▶ [What you are asked to do] Reproduce all the lines exactly as they stand, apart from the pictures.

▶ [Exercise data]
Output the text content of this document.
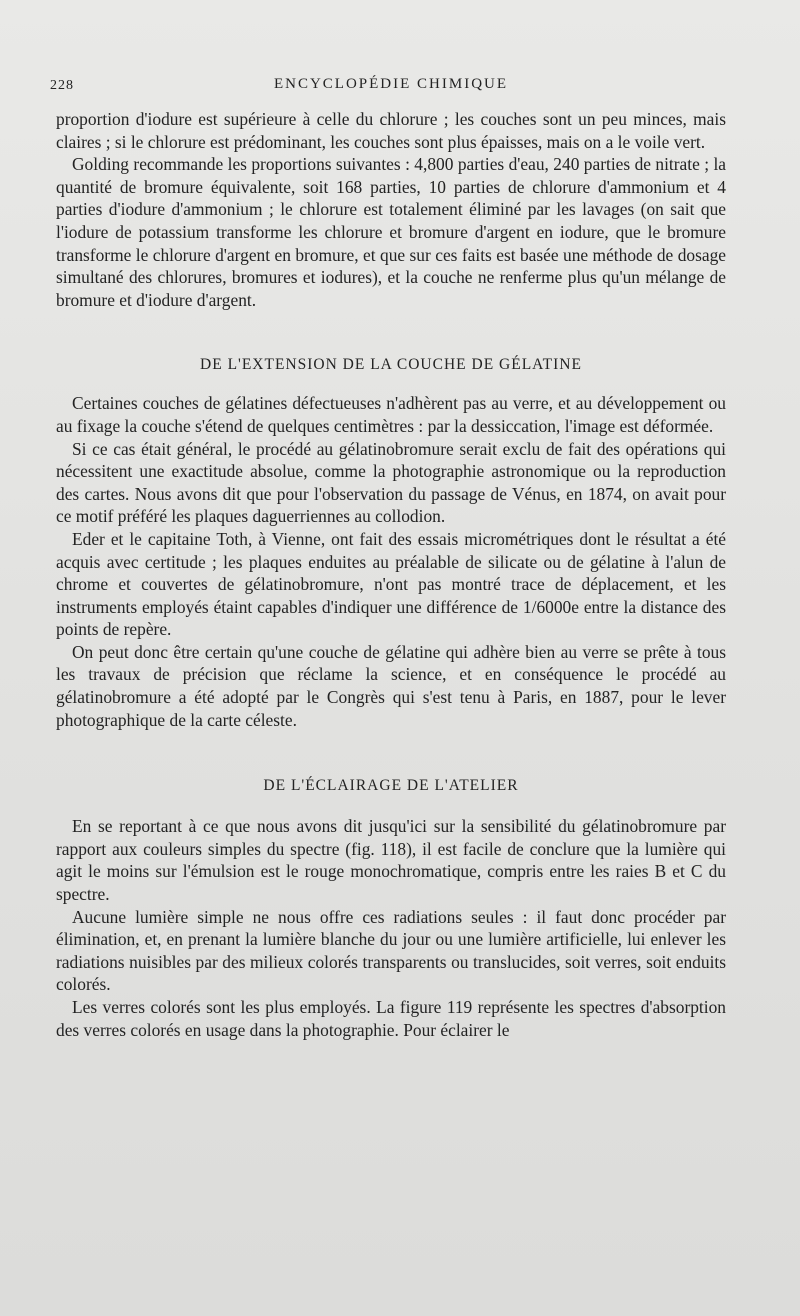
228	ENCYCLOPÉDIE CHIMIQUE

proportion d'iodure est supérieure à celle du chlorure ; les couches sont un peu minces, mais claires ; si le chlorure est prédominant, les couches sont plus épaisses, mais on a le voile vert.

Golding recommande les proportions suivantes : 4,800 parties d'eau, 240 parties de nitrate ; la quantité de bromure équivalente, soit 168 parties, 10 parties de chlorure d'ammonium et 4 parties d'iodure d'ammonium ; le chlorure est totalement éliminé par les lavages (on sait que l'iodure de potassium transforme les chlorure et bromure d'argent en iodure, que le bromure transforme le chlorure d'argent en bromure, et que sur ces faits est basée une méthode de dosage simultané des chlorures, bromures et iodures), et la couche ne renferme plus qu'un mélange de bromure et d'iodure d'argent.

DE L'EXTENSION DE LA COUCHE DE GÉLATINE

Certaines couches de gélatines défectueuses n'adhèrent pas au verre, et au développement ou au fixage la couche s'étend de quelques centimètres : par la dessiccation, l'image est déformée.

Si ce cas était général, le procédé au gélatinobromure serait exclu de fait des opérations qui nécessitent une exactitude absolue, comme la photographie astronomique ou la reproduction des cartes. Nous avons dit que pour l'observation du passage de Vénus, en 1874, on avait pour ce motif préféré les plaques daguerriennes au collodion.

Eder et le capitaine Toth, à Vienne, ont fait des essais micrométriques dont le résultat a été acquis avec certitude ; les plaques enduites au préalable de silicate ou de gélatine à l'alun de chrome et couvertes de gélatinobromure, n'ont pas montré trace de déplacement, et les instruments employés étaint capables d'indiquer une différence de 1/6000e entre la distance des points de repère.

On peut donc être certain qu'une couche de gélatine qui adhère bien au verre se prête à tous les travaux de précision que réclame la science, et en conséquence le procédé au gélatinobromure a été adopté par le Congrès qui s'est tenu à Paris, en 1887, pour le lever photographique de la carte céleste.

DE L'ÉCLAIRAGE DE L'ATELIER

En se reportant à ce que nous avons dit jusqu'ici sur la sensibilité du gélatinobromure par rapport aux couleurs simples du spectre (fig. 118), il est facile de conclure que la lumière qui agit le moins sur l'émulsion est le rouge monochromatique, compris entre les raies B et C du spectre.

Aucune lumière simple ne nous offre ces radiations seules : il faut donc procéder par élimination, et, en prenant la lumière blanche du jour ou une lumière artificielle, lui enlever les radiations nuisibles par des milieux colorés transparents ou translucides, soit verres, soit enduits colorés.

Les verres colorés sont les plus employés. La figure 119 représente les spectres d'absorption des verres colorés en usage dans la photographie. Pour éclairer le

▶ [Exercise response]
Output the text content of this document.
228	ENCYCLOPÉDIE CHIMIQUE

proportion d'iodure est supérieure à celle du chlorure ; les couches sont un peu minces, mais claires ; si le chlorure est prédominant, les couches sont plus épaisses, mais on a le voile vert.

Golding recommande les proportions suivantes : 4,800 parties d'eau, 240 parties de nitrate ; la quantité de bromure équivalente, soit 168 parties, 10 parties de chlorure d'ammonium et 4 parties d'iodure d'ammonium ; le chlorure est totalement éliminé par les lavages (on sait que l'iodure de potassium transforme les chlorure et bromure d'argent en iodure, que le bromure transforme le chlorure d'argent en bromure, et que sur ces faits est basée une méthode de dosage simultané des chlorures, bromures et iodures), et la couche ne renferme plus qu'un mélange de bromure et d'iodure d'argent.

DE L'EXTENSION DE LA COUCHE DE GÉLATINE

Certaines couches de gélatines défectueuses n'adhèrent pas au verre, et au développement ou au fixage la couche s'étend de quelques centimètres : par la dessiccation, l'image est déformée.

Si ce cas était général, le procédé au gélatinobromure serait exclu de fait des opérations qui nécessitent une exactitude absolue, comme la photographie astronomique ou la reproduction des cartes. Nous avons dit que pour l'observation du passage de Vénus, en 1874, on avait pour ce motif préféré les plaques daguerriennes au collodion.

Eder et le capitaine Toth, à Vienne, ont fait des essais micrométriques dont le résultat a été acquis avec certitude ; les plaques enduites au préalable de silicate ou de gélatine à l'alun de chrome et couvertes de gélatinobromure, n'ont pas montré trace de déplacement, et les instruments employés étaint capables d'indiquer une différence de 1/6000e entre la distance des points de repère.

On peut donc être certain qu'une couche de gélatine qui adhère bien au verre se prête à tous les travaux de précision que réclame la science, et en conséquence le procédé au gélatinobromure a été adopté par le Congrès qui s'est tenu à Paris, en 1887, pour le lever photographique de la carte céleste.

DE L'ÉCLAIRAGE DE L'ATELIER

En se reportant à ce que nous avons dit jusqu'ici sur la sensibilité du gélatinobromure par rapport aux couleurs simples du spectre (fig. 118), il est facile de conclure que la lumière qui agit le moins sur l'émulsion est le rouge monochromatique, compris entre les raies B et C du spectre.

Aucune lumière simple ne nous offre ces radiations seules : il faut donc procéder par élimination, et, en prenant la lumière blanche du jour ou une lumière artificielle, lui enlever les radiations nuisibles par des milieux colorés transparents ou translucides, soit verres, soit enduits colorés.

Les verres colorés sont les plus employés. La figure 119 représente les spectres d'absorption des verres colorés en usage dans la photographie. Pour éclairer le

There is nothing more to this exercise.